- Data entries:
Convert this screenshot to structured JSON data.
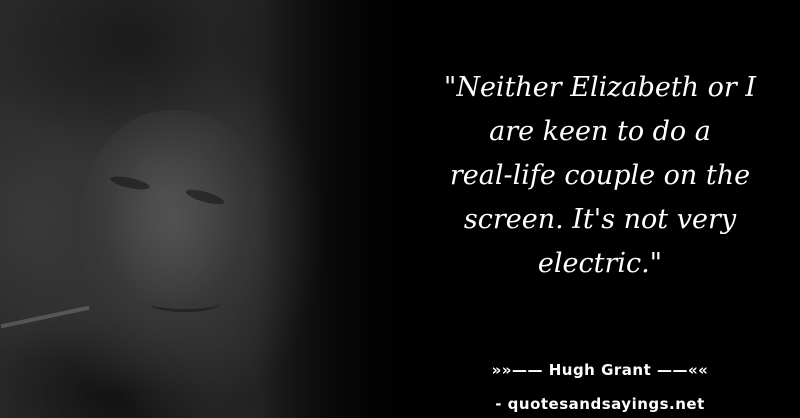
{
  "quote": {
    "lines": [
      "\"Neither Elizabeth or I",
      "are keen to do a",
      "real-life couple on the",
      "screen. It's not very",
      "electric.\""
    ]
  },
  "author": "»»—— Hugh Grant ——««",
  "source": "- quotesandsayings.net",
  "colors": {
    "background": "#000000",
    "text": "#ffffff"
  }
}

- Task prompt: Copy out each record shown above without alteration, skipping any picture.

- Written reply:
Convert this screenshot to structured JSON data.
{
  "quote": {
    "lines": [
      "\"Neither Elizabeth or I",
      "are keen to do a",
      "real-life couple on the",
      "screen. It's not very",
      "electric.\""
    ]
  },
  "author": "»»—— Hugh Grant ——««",
  "source": "- quotesandsayings.net",
  "colors": {
    "background": "#000000",
    "text": "#ffffff"
  }
}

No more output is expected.